Figure content listings:
BEGIN
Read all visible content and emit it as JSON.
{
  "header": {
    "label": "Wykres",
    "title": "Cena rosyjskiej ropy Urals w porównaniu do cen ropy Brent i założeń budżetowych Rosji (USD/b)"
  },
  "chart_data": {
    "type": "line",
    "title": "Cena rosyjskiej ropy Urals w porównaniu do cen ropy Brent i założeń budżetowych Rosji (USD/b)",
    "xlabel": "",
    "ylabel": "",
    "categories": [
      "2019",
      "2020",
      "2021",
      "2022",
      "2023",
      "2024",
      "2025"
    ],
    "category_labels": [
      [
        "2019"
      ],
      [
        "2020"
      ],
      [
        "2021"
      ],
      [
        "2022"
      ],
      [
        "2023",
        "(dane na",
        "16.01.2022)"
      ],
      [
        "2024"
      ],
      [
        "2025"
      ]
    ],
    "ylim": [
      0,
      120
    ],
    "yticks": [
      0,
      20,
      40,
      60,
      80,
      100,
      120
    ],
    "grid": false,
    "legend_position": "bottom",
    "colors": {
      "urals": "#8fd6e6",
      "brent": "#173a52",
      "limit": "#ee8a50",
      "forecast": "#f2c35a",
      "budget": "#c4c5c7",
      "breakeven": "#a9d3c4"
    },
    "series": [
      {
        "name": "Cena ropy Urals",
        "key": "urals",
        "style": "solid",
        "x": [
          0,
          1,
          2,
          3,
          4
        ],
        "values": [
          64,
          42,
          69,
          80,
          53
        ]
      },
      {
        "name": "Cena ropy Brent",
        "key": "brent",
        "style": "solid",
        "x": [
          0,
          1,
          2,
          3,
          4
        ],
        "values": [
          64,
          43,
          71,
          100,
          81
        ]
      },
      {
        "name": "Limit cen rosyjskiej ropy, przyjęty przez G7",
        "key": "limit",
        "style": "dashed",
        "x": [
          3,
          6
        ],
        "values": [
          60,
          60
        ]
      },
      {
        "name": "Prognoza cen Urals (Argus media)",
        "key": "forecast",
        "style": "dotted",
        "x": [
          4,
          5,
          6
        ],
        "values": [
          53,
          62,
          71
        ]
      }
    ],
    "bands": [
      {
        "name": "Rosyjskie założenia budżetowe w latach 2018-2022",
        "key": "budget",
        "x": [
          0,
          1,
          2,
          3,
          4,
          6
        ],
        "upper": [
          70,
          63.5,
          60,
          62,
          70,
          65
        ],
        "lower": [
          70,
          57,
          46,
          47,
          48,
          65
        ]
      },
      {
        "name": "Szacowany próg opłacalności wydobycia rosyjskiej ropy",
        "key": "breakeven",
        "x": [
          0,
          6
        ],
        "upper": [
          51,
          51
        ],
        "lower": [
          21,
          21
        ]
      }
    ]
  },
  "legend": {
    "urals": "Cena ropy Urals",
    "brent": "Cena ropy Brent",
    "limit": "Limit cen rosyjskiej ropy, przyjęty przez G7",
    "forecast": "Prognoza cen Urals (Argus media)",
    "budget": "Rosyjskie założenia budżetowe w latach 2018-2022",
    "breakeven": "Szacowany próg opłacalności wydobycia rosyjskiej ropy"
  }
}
END
Copy out all of the lines above exactly.

* RESPONSE TO THE EXERCISE *
Read all visible content and emit it as JSON.
{
  "header": {
    "label": "Wykres",
    "title": "Cena rosyjskiej ropy Urals w porównaniu do cen ropy Brent i założeń budżetowych Rosji (USD/b)"
  },
  "chart_data": {
    "type": "line",
    "title": "Cena rosyjskiej ropy Urals w porównaniu do cen ropy Brent i założeń budżetowych Rosji (USD/b)",
    "xlabel": "",
    "ylabel": "",
    "categories": [
      "2019",
      "2020",
      "2021",
      "2022",
      "2023",
      "2024",
      "2025"
    ],
    "category_labels": [
      [
        "2019"
      ],
      [
        "2020"
      ],
      [
        "2021"
      ],
      [
        "2022"
      ],
      [
        "2023",
        "(dane na",
        "16.01.2022)"
      ],
      [
        "2024"
      ],
      [
        "2025"
      ]
    ],
    "ylim": [
      0,
      120
    ],
    "yticks": [
      0,
      20,
      40,
      60,
      80,
      100,
      120
    ],
    "grid": false,
    "legend_position": "bottom",
    "colors": {
      "urals": "#8fd6e6",
      "brent": "#173a52",
      "limit": "#ee8a50",
      "forecast": "#f2c35a",
      "budget": "#c4c5c7",
      "breakeven": "#a9d3c4"
    },
    "series": [
      {
        "name": "Cena ropy Urals",
        "key": "urals",
        "style": "solid",
        "x": [
          0,
          1,
          2,
          3,
          4
        ],
        "values": [
          64,
          42,
          69,
          80,
          53
        ]
      },
      {
        "name": "Cena ropy Brent",
        "key": "brent",
        "style": "solid",
        "x": [
          0,
          1,
          2,
          3,
          4
        ],
        "values": [
          64,
          43,
          71,
          100,
          81
        ]
      },
      {
        "name": "Limit cen rosyjskiej ropy, przyjęty przez G7",
        "key": "limit",
        "style": "dashed",
        "x": [
          3,
          6
        ],
        "values": [
          60,
          60
        ]
      },
      {
        "name": "Prognoza cen Urals (Argus media)",
        "key": "forecast",
        "style": "dotted",
        "x": [
          4,
          5,
          6
        ],
        "values": [
          53,
          62,
          71
        ]
      }
    ],
    "bands": [
      {
        "name": "Rosyjskie założenia budżetowe w latach 2018-2022",
        "key": "budget",
        "x": [
          0,
          1,
          2,
          3,
          4,
          6
        ],
        "upper": [
          70,
          63.5,
          60,
          62,
          70,
          65
        ],
        "lower": [
          70,
          57,
          46,
          47,
          48,
          65
        ]
      },
      {
        "name": "Szacowany próg opłacalności wydobycia rosyjskiej ropy",
        "key": "breakeven",
        "x": [
          0,
          6
        ],
        "upper": [
          51,
          51
        ],
        "lower": [
          21,
          21
        ]
      }
    ]
  },
  "legend": {
    "urals": "Cena ropy Urals",
    "brent": "Cena ropy Brent",
    "limit": "Limit cen rosyjskiej ropy, przyjęty przez G7",
    "forecast": "Prognoza cen Urals (Argus media)",
    "budget": "Rosyjskie założenia budżetowe w latach 2018-2022",
    "breakeven": "Szacowany próg opłacalności wydobycia rosyjskiej ropy"
  }
}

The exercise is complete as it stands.